Data listing:
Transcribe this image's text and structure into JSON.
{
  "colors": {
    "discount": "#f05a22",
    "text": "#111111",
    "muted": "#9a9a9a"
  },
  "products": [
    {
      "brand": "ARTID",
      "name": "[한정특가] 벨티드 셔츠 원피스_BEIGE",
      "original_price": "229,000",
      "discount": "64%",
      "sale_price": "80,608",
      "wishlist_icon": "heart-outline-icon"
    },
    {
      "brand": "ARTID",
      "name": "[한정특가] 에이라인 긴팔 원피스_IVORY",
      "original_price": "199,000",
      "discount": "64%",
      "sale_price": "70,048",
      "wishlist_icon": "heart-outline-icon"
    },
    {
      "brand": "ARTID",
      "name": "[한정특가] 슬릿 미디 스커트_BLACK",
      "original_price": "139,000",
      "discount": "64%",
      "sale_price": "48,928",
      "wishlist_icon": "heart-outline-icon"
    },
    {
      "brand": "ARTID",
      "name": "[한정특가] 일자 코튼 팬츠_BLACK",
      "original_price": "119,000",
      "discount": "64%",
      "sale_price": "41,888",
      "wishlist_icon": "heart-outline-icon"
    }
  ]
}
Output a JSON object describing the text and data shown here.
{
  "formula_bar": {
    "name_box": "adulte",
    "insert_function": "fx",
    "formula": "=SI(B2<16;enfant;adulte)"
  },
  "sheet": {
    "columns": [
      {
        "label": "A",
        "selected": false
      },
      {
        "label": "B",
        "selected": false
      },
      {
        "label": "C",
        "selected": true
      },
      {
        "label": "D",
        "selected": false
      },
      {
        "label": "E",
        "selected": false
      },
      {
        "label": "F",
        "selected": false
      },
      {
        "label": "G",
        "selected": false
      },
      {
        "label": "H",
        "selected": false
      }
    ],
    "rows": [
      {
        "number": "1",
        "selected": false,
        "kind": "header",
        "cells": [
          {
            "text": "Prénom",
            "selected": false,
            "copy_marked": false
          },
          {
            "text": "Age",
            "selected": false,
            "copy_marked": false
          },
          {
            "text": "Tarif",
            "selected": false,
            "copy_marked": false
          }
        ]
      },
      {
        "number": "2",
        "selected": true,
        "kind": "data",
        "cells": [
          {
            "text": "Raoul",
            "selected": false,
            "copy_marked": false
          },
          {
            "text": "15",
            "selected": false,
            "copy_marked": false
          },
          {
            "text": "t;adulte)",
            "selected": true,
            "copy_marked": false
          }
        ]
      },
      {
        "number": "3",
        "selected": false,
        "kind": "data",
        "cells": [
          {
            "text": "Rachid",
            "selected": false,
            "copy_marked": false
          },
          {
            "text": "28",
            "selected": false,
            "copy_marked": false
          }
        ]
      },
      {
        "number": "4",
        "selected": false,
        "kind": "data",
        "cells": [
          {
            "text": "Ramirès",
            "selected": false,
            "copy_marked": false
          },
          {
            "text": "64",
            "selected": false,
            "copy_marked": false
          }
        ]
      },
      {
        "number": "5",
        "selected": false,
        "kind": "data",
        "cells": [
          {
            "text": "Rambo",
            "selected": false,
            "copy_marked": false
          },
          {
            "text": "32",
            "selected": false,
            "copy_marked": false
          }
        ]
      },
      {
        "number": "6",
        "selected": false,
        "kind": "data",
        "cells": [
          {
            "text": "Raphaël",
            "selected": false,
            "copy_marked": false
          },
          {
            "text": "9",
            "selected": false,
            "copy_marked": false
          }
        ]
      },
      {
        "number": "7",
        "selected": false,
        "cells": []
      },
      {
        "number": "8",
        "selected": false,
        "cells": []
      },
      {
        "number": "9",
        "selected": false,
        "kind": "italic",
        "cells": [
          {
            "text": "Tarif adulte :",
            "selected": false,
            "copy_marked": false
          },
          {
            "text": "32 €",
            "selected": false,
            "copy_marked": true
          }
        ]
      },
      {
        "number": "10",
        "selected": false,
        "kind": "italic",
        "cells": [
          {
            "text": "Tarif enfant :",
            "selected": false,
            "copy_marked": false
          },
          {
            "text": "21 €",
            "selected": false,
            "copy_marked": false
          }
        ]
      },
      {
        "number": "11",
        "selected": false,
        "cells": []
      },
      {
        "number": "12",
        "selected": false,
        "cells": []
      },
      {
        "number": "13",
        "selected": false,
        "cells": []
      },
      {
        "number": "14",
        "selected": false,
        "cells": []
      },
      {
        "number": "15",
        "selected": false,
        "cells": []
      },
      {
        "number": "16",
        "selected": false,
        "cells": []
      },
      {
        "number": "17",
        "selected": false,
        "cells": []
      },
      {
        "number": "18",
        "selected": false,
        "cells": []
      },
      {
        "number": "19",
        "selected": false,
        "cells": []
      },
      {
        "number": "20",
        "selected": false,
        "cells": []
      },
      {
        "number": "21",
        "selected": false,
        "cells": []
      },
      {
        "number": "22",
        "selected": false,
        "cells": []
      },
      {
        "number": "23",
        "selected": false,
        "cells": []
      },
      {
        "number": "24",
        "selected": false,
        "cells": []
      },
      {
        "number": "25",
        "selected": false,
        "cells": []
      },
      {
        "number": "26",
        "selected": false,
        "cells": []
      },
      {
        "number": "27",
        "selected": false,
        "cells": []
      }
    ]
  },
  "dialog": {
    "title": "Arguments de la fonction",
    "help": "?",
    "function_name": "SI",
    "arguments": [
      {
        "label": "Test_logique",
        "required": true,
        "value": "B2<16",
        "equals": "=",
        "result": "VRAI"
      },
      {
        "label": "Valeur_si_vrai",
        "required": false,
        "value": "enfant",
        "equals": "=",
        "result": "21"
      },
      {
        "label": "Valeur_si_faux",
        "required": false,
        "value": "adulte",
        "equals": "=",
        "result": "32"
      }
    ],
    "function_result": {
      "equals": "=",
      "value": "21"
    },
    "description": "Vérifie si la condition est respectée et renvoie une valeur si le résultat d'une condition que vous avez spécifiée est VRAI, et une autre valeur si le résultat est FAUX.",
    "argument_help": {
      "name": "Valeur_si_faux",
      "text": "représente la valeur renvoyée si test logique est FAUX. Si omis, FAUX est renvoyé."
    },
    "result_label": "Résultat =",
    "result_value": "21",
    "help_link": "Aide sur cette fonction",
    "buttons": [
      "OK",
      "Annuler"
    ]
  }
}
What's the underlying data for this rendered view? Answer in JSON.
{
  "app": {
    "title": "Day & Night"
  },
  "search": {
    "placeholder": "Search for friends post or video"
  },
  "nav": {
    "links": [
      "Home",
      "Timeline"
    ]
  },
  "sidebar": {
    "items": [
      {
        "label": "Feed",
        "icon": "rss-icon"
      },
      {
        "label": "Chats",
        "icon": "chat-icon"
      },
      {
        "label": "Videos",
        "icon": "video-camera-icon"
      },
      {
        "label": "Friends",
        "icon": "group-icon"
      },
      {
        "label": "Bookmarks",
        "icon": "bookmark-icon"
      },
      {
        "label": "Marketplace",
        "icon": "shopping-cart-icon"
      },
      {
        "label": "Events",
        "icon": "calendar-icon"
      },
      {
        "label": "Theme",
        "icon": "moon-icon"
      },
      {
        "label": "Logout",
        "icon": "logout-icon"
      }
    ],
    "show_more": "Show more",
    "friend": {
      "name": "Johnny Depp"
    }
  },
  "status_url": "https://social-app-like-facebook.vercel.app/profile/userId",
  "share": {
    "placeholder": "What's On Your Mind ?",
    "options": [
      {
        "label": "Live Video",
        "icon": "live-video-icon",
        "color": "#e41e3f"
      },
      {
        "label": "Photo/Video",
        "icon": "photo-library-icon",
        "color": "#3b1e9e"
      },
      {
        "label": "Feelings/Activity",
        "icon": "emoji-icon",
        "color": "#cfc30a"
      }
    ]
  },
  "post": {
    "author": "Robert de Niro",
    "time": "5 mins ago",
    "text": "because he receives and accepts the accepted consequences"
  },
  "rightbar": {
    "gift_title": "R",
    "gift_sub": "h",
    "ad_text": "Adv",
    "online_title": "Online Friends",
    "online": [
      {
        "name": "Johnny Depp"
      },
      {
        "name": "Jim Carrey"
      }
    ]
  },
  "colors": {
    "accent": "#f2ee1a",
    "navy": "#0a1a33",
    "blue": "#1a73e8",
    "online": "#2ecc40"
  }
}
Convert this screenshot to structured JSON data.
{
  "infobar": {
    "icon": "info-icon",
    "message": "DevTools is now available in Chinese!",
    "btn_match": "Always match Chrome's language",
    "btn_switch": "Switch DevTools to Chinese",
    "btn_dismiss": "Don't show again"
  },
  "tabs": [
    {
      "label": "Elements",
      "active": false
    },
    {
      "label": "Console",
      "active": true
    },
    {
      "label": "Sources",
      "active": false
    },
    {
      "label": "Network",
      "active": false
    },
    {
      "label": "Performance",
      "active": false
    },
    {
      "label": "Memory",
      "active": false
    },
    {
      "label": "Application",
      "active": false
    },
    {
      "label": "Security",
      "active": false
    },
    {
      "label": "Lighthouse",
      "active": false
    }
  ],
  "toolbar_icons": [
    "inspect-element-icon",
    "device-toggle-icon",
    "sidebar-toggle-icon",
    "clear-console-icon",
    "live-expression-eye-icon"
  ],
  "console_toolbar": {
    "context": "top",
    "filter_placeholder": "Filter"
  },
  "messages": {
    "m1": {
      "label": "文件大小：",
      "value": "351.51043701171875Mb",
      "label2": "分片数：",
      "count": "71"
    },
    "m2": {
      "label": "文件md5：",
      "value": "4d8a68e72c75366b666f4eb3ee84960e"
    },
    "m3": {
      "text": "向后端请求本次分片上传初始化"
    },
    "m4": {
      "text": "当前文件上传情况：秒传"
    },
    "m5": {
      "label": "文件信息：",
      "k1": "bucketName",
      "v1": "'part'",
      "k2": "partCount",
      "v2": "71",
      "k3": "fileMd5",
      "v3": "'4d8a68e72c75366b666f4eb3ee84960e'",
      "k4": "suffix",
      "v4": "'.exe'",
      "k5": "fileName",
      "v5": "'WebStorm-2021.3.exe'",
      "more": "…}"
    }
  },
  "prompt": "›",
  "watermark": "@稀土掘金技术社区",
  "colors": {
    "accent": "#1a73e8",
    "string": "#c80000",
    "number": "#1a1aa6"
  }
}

Goal:
Return each full line of the entries that contains the word "enfant".

The completed task:
    "formula": "=SI(B2<16;enfant;adulte)"
            "text": "Tarif enfant :",
        "value": "enfant",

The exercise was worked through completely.